- **Given task**
Emit the data below verbatim, stripping out any pictures.
--- BEGIN Data excerpts ---
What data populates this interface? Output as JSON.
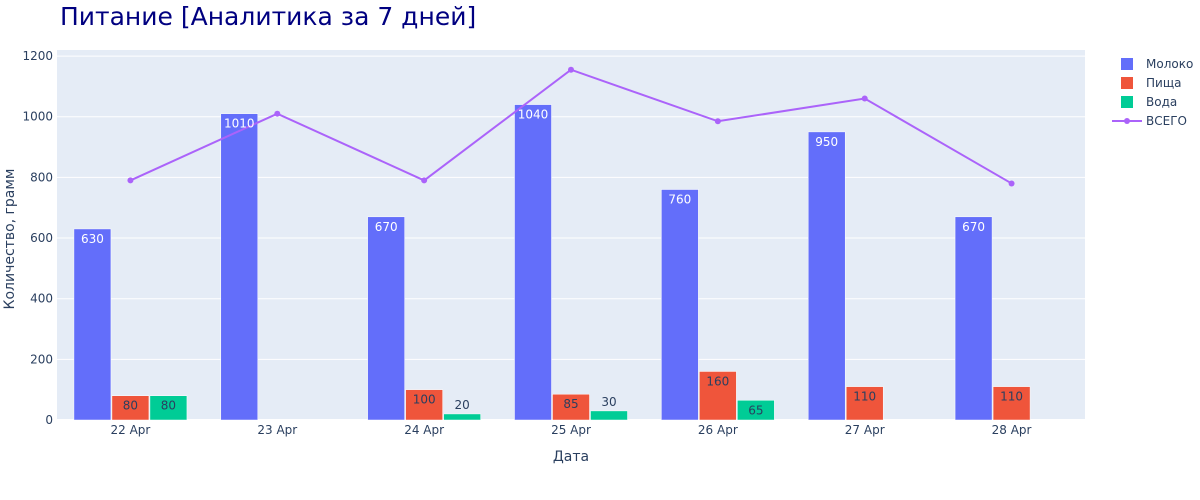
{
  "chart_data": {
    "type": "bar",
    "title": "Питание [Аналитика за 7 дней]",
    "xlabel": "Дата",
    "ylabel": "Количество, грамм",
    "categories": [
      "22 Apr",
      "23 Apr",
      "24 Apr",
      "25 Apr",
      "26 Apr",
      "27 Apr",
      "28 Apr"
    ],
    "ylim": [
      0,
      1220
    ],
    "yticks": [
      0,
      200,
      400,
      600,
      800,
      1000,
      1200
    ],
    "grid": true,
    "legend_position": "right",
    "series": [
      {
        "name": "Молоко",
        "kind": "bar",
        "color": "#636efa",
        "values": [
          630,
          1010,
          670,
          1040,
          760,
          950,
          670
        ],
        "label_color": "#ffffff",
        "label_position": "inside-top"
      },
      {
        "name": "Пища",
        "kind": "bar",
        "color": "#ef553b",
        "values": [
          80,
          null,
          100,
          85,
          160,
          110,
          110
        ],
        "label_color": "#2a3f5f",
        "label_position": "inside-top"
      },
      {
        "name": "Вода",
        "kind": "bar",
        "color": "#00cc96",
        "values": [
          80,
          null,
          20,
          30,
          65,
          null,
          null
        ],
        "label_color": "#2a3f5f",
        "label_position": "auto"
      },
      {
        "name": "ВСЕГО",
        "kind": "line",
        "color": "#ab63fa",
        "values": [
          790,
          1010,
          790,
          1155,
          985,
          1060,
          780
        ]
      }
    ],
    "plot_bg": "#e5ecf6",
    "grid_color": "#ffffff",
    "title_color": "#000080",
    "text_color": "#2a3f5f"
  }
}
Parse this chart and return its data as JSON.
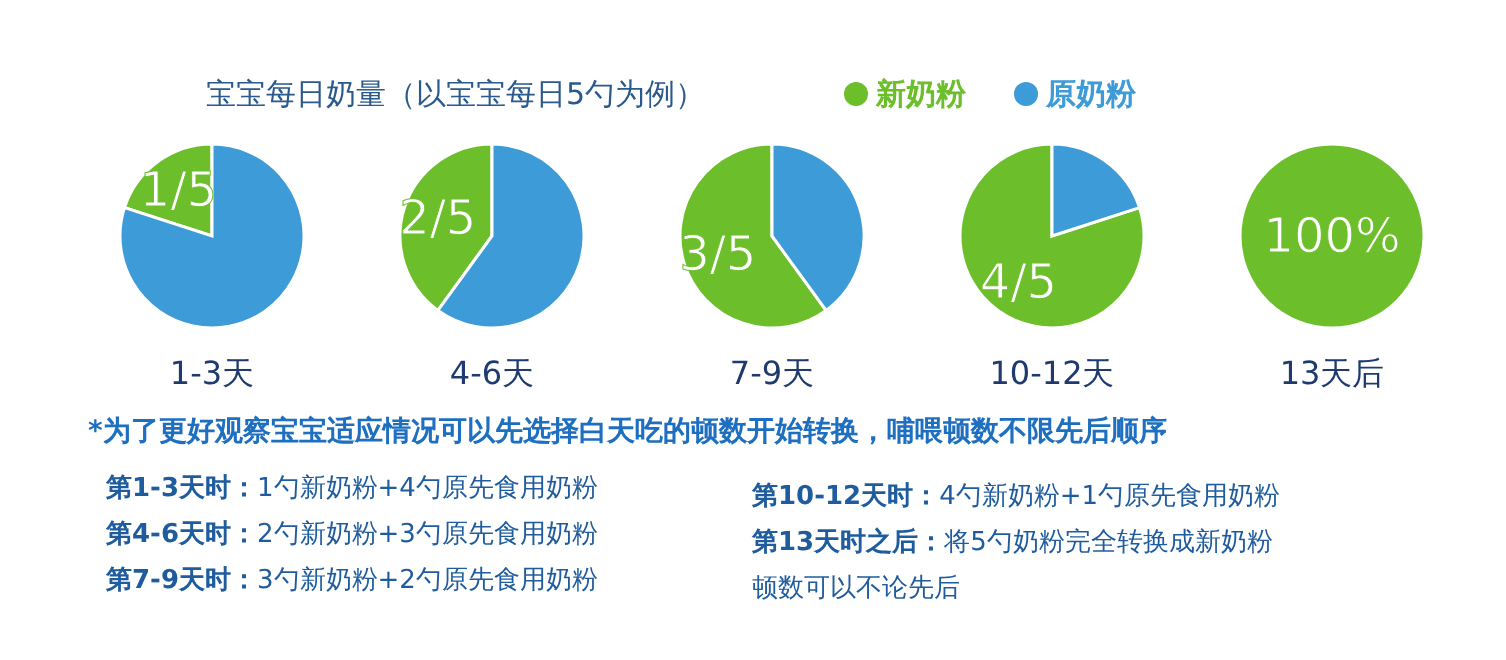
{
  "chart_data": [
    {
      "type": "other",
      "title": "宝宝每日奶量（以宝宝每日5勺为例）",
      "annotations": [
        "*为了更好观察宝宝适应情况可以先选择白天吃的顿数开始转换，哺喂顿数不限先后顺序",
        "第1-3天时：1勺新奶粉+4勺原先食用奶粉",
        "第4-6天时：2勺新奶粉+3勺原先食用奶粉",
        "第7-9天时：3勺新奶粉+2勺原先食用奶粉",
        "第10-12天时：4勺新奶粉+1勺原先食用奶粉",
        "第13天时之后：将5勺奶粉完全转换成新奶粉",
        "顿数可以不论先后"
      ]
    },
    {
      "type": "pie",
      "xlabel": "1-3天",
      "categories": [
        "新奶粉",
        "原奶粉"
      ],
      "values": [
        0.2,
        0.8
      ],
      "colors": [
        "#6cbf2a",
        "#3d9bd8"
      ],
      "value_labels": [
        "1/5",
        null
      ],
      "legend": "top"
    },
    {
      "type": "pie",
      "xlabel": "4-6天",
      "categories": [
        null,
        null
      ],
      "values": [
        0.4,
        0.6
      ],
      "colors": [
        "#6cbf2a",
        "#3d9bd8"
      ],
      "value_labels": [
        "2/5",
        null
      ]
    },
    {
      "type": "pie",
      "xlabel": "7-9天",
      "categories": [
        null,
        null
      ],
      "values": [
        0.6,
        0.4
      ],
      "colors": [
        "#6cbf2a",
        "#3d9bd8"
      ],
      "value_labels": [
        "3/5",
        null
      ]
    },
    {
      "type": "pie",
      "xlabel": "10-12天",
      "categories": [
        null,
        null
      ],
      "values": [
        0.8,
        0.2
      ],
      "colors": [
        "#6cbf2a",
        "#3d9bd8"
      ],
      "value_labels": [
        "4/5",
        null
      ]
    },
    {
      "type": "pie",
      "xlabel": "13天后",
      "categories": [
        null,
        null
      ],
      "values": [
        100,
        0
      ],
      "colors": [
        "#6cbf2a",
        "#3d9bd8"
      ],
      "value_labels": [
        "100%",
        null
      ]
    }
  ]
}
--- END Data excerpts ---
- **Correct answer**
What data populates this interface? Output as JSON.
{
  "chart_data": {
    "type": "bar",
    "title": "Питание [Аналитика за 7 дней]",
    "xlabel": "Дата",
    "ylabel": "Количество, грамм",
    "categories": [
      "22 Apr",
      "23 Apr",
      "24 Apr",
      "25 Apr",
      "26 Apr",
      "27 Apr",
      "28 Apr"
    ],
    "ylim": [
      0,
      1220
    ],
    "yticks": [
      0,
      200,
      400,
      600,
      800,
      1000,
      1200
    ],
    "grid": true,
    "legend_position": "right",
    "series": [
      {
        "name": "Молоко",
        "kind": "bar",
        "color": "#636efa",
        "values": [
          630,
          1010,
          670,
          1040,
          760,
          950,
          670
        ],
        "label_color": "#ffffff",
        "label_position": "inside-top"
      },
      {
        "name": "Пища",
        "kind": "bar",
        "color": "#ef553b",
        "values": [
          80,
          null,
          100,
          85,
          160,
          110,
          110
        ],
        "label_color": "#2a3f5f",
        "label_position": "inside-top"
      },
      {
        "name": "Вода",
        "kind": "bar",
        "color": "#00cc96",
        "values": [
          80,
          null,
          20,
          30,
          65,
          null,
          null
        ],
        "label_color": "#2a3f5f",
        "label_position": "auto"
      },
      {
        "name": "ВСЕГО",
        "kind": "line",
        "color": "#ab63fa",
        "values": [
          790,
          1010,
          790,
          1155,
          985,
          1060,
          780
        ]
      }
    ],
    "plot_bg": "#e5ecf6",
    "grid_color": "#ffffff",
    "title_color": "#000080",
    "text_color": "#2a3f5f"
  }
}
Parse this chart and return its data as JSON.
{
  "chart_data": [
    {
      "type": "other",
      "title": "宝宝每日奶量（以宝宝每日5勺为例）",
      "annotations": [
        "*为了更好观察宝宝适应情况可以先选择白天吃的顿数开始转换，哺喂顿数不限先后顺序",
        "第1-3天时：1勺新奶粉+4勺原先食用奶粉",
        "第4-6天时：2勺新奶粉+3勺原先食用奶粉",
        "第7-9天时：3勺新奶粉+2勺原先食用奶粉",
        "第10-12天时：4勺新奶粉+1勺原先食用奶粉",
        "第13天时之后：将5勺奶粉完全转换成新奶粉",
        "顿数可以不论先后"
      ]
    },
    {
      "type": "pie",
      "xlabel": "1-3天",
      "categories": [
        "新奶粉",
        "原奶粉"
      ],
      "values": [
        0.2,
        0.8
      ],
      "colors": [
        "#6cbf2a",
        "#3d9bd8"
      ],
      "value_labels": [
        "1/5",
        null
      ],
      "legend": "top"
    },
    {
      "type": "pie",
      "xlabel": "4-6天",
      "categories": [
        null,
        null
      ],
      "values": [
        0.4,
        0.6
      ],
      "colors": [
        "#6cbf2a",
        "#3d9bd8"
      ],
      "value_labels": [
        "2/5",
        null
      ]
    },
    {
      "type": "pie",
      "xlabel": "7-9天",
      "categories": [
        null,
        null
      ],
      "values": [
        0.6,
        0.4
      ],
      "colors": [
        "#6cbf2a",
        "#3d9bd8"
      ],
      "value_labels": [
        "3/5",
        null
      ]
    },
    {
      "type": "pie",
      "xlabel": "10-12天",
      "categories": [
        null,
        null
      ],
      "values": [
        0.8,
        0.2
      ],
      "colors": [
        "#6cbf2a",
        "#3d9bd8"
      ],
      "value_labels": [
        "4/5",
        null
      ]
    },
    {
      "type": "pie",
      "xlabel": "13天后",
      "categories": [
        null,
        null
      ],
      "values": [
        100,
        0
      ],
      "colors": [
        "#6cbf2a",
        "#3d9bd8"
      ],
      "value_labels": [
        "100%",
        null
      ]
    }
  ]
}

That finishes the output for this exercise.